Items listed in a dataset
## start
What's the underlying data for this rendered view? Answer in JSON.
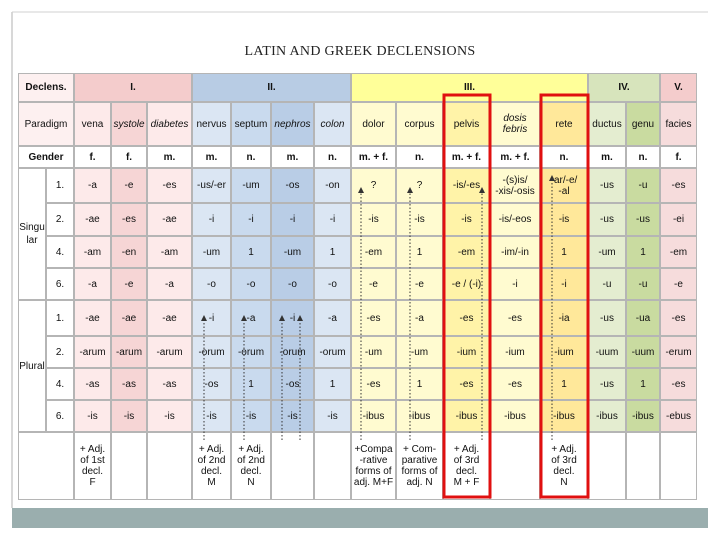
{
  "title": "LATIN AND GREEK DECLENSIONS",
  "table": {
    "declension_label": "Declens.",
    "groups": [
      "I.",
      "II.",
      "III.",
      "IV.",
      "V."
    ],
    "paradigm_label": "Paradigm",
    "paradigms": [
      "vena",
      "systole",
      "diabetes",
      "nervus",
      "septum",
      "nephros",
      "colon",
      "dolor",
      "corpus",
      "pelvis",
      "dosis\nfebris",
      "rete",
      "ductus",
      "genu",
      "facies"
    ],
    "gender_label": "Gender",
    "genders": [
      "f.",
      "f.",
      "m.",
      "m.",
      "n.",
      "m.",
      "n.",
      "m. + f.",
      "n.",
      "m. + f.",
      "m. + f.",
      "n.",
      "m.",
      "n.",
      "f."
    ],
    "singular_label": "Singular",
    "plural_label": "Plural",
    "singular": [
      {
        "case": "1.",
        "cells": [
          "-a",
          "-e",
          "-es",
          "-us/-er",
          "-um",
          "-os",
          "-on",
          "?",
          "?",
          "-is/-es",
          "-(s)is/\n-xis/-osis",
          "-ar/-e/\n-al",
          "-us",
          "-u",
          "-es"
        ]
      },
      {
        "case": "2.",
        "cells": [
          "-ae",
          "-es",
          "-ae",
          "-i",
          "-i",
          "-i",
          "-i",
          "-is",
          "-is",
          "-is",
          "-is/-eos",
          "-is",
          "-us",
          "-us",
          "-ei"
        ]
      },
      {
        "case": "4.",
        "cells": [
          "-am",
          "-en",
          "-am",
          "-um",
          "1",
          "-um",
          "1",
          "-em",
          "1",
          "-em",
          "-im/-in",
          "1",
          "-um",
          "1",
          "-em"
        ]
      },
      {
        "case": "6.",
        "cells": [
          "-a",
          "-e",
          "-a",
          "-o",
          "-o",
          "-o",
          "-o",
          "-e",
          "-e",
          "-e / (-i)",
          "-i",
          "-i",
          "-u",
          "-u",
          "-e"
        ]
      }
    ],
    "plural": [
      {
        "case": "1.",
        "cells": [
          "-ae",
          "-ae",
          "-ae",
          "-i",
          "-a",
          "-i",
          "-a",
          "-es",
          "-a",
          "-es",
          "-es",
          "-ia",
          "-us",
          "-ua",
          "-es"
        ]
      },
      {
        "case": "2.",
        "cells": [
          "-arum",
          "-arum",
          "-arum",
          "-orum",
          "-orum",
          "-orum",
          "-orum",
          "-um",
          "-um",
          "-ium",
          "-ium",
          "-ium",
          "-uum",
          "-uum",
          "-erum"
        ]
      },
      {
        "case": "4.",
        "cells": [
          "-as",
          "-as",
          "-as",
          "-os",
          "1",
          "-os",
          "1",
          "-es",
          "1",
          "-es",
          "-es",
          "1",
          "-us",
          "1",
          "-es"
        ]
      },
      {
        "case": "6.",
        "cells": [
          "-is",
          "-is",
          "-is",
          "-is",
          "-is",
          "-is",
          "-is",
          "-ibus",
          "-ibus",
          "-ibus",
          "-ibus",
          "-ibus",
          "-ibus",
          "-ibus",
          "-ebus"
        ]
      }
    ],
    "notes": [
      "+ Adj.\nof 1st\ndecl.\nF",
      null,
      null,
      "+ Adj.\nof 2nd\ndecl.\nM",
      "+ Adj.\nof 2nd\ndecl.\nN",
      null,
      null,
      "+Compa\n-rative\nforms of\nadj. M+F",
      "+ Com-\nparative\nforms of\nadj. N",
      "+ Adj.\nof 3rd\ndecl.\nM + F",
      null,
      "+ Adj.\nof 3rd\ndecl.\nN",
      null,
      null,
      null
    ]
  }
}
## end
Task to carry out:
Say how many lines have the string "ndecl" in them, offering no words beyond the number.

Response to the exercise:
5